Find the lines holding the word "ecuación" and collect them.

● Records
BEGIN
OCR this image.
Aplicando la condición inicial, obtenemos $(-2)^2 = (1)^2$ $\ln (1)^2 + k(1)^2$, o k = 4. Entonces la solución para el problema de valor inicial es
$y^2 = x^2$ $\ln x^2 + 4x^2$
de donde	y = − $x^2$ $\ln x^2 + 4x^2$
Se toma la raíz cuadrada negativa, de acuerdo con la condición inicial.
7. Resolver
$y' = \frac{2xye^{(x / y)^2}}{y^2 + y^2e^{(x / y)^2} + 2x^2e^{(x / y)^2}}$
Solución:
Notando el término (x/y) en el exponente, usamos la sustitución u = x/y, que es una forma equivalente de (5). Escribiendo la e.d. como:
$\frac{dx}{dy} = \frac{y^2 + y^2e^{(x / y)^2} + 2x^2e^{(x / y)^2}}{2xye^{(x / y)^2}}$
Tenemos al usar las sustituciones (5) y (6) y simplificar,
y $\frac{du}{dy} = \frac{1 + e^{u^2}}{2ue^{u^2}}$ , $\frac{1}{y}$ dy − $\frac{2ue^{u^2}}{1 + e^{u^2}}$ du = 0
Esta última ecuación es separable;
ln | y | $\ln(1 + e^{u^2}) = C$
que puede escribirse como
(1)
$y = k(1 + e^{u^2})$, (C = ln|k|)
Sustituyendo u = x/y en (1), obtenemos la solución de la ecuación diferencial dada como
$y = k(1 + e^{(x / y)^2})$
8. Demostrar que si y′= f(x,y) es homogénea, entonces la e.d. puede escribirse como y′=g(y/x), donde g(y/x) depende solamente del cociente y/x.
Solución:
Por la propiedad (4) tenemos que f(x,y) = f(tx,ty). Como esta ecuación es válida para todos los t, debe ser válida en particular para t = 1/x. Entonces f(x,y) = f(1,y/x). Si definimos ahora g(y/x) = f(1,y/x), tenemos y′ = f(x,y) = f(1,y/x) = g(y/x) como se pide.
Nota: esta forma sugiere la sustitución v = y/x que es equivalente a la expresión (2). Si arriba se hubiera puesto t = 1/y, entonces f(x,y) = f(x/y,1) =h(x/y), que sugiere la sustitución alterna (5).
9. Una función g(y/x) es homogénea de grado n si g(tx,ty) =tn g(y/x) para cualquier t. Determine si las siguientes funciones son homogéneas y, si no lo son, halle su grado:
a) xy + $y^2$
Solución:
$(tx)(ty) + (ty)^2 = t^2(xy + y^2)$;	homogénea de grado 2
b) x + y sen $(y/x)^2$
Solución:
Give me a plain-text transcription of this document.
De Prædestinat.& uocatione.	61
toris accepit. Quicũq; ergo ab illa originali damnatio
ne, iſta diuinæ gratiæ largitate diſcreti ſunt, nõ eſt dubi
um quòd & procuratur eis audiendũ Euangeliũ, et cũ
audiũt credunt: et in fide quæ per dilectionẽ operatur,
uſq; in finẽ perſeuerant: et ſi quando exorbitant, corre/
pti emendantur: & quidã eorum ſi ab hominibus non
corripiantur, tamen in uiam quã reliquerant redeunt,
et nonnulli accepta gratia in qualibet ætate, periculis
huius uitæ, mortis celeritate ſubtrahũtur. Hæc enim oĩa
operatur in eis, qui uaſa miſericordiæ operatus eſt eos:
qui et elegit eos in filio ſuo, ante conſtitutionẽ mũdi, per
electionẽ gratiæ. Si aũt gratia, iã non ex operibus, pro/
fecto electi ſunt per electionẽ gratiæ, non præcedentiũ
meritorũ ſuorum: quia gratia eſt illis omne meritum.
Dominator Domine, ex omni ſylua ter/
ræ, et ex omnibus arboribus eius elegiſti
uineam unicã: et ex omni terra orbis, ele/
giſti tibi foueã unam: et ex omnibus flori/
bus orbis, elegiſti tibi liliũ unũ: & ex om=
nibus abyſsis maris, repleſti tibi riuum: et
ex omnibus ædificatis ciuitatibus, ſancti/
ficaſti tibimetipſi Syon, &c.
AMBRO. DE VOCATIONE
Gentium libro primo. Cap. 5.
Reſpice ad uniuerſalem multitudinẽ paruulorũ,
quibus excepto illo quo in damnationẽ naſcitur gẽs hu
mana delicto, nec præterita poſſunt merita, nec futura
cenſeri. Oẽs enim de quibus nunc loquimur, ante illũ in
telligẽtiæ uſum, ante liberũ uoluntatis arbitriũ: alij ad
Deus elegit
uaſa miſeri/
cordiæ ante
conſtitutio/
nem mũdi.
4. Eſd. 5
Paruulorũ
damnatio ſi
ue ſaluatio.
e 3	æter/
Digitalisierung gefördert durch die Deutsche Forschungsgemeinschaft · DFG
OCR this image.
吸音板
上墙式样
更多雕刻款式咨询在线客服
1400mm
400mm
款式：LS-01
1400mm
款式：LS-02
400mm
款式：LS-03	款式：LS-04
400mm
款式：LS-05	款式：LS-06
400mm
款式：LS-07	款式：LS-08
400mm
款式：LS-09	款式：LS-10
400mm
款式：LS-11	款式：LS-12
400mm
END
● Finished exercise
Esta última ecuación es separable;
Sustituyendo u = x/y en (1), obtenemos la solución de la ecuación diferencial dada como
Por la propiedad (4) tenemos que f(x,y) = f(tx,ty). Como esta ecuación es válida para todos los t, debe ser válida en particular para t = 1/x. Entonces f(x,y) = f(1,y/x). Si definimos ahora g(y/x) = f(1,y/x), tenemos y′ = f(x,y) = f(1,y/x) = g(y/x) como se pide.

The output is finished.